_WHAT YOU SHOULD DO_
Restate the entries below word for word, omitting nothing.

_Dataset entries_
+ + + + + + +
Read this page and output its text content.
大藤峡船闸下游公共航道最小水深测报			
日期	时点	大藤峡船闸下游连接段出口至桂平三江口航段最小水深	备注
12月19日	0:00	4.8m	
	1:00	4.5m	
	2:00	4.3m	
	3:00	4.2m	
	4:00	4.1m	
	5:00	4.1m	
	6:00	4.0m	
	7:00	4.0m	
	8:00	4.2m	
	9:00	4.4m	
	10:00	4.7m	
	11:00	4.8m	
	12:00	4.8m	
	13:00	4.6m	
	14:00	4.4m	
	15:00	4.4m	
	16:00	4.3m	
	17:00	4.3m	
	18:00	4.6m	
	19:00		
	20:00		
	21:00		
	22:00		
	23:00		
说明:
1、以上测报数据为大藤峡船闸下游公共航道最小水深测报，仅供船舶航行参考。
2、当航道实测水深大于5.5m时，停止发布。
+ + + + + + +
_RESULT FOR THIS TASK_
Read this page and output its text content.
大藤峡船闸下游公共航道最小水深测报			
日期	时点	大藤峡船闸下游连接段出口至桂平三江口航段最小水深	备注
12月19日	0:00	4.8m	
	1:00	4.5m	
	2:00	4.3m	
	3:00	4.2m	
	4:00	4.1m	
	5:00	4.1m	
	6:00	4.0m	
	7:00	4.0m	
	8:00	4.2m	
	9:00	4.4m	
	10:00	4.7m	
	11:00	4.8m	
	12:00	4.8m	
	13:00	4.6m	
	14:00	4.4m	
	15:00	4.4m	
	16:00	4.3m	
	17:00	4.3m	
	18:00	4.6m	
	19:00		
	20:00		
	21:00		
	22:00		
	23:00		
说明:
1、以上测报数据为大藤峡船闸下游公共航道最小水深测报，仅供船舶航行参考。
2、当航道实测水深大于5.5m时，停止发布。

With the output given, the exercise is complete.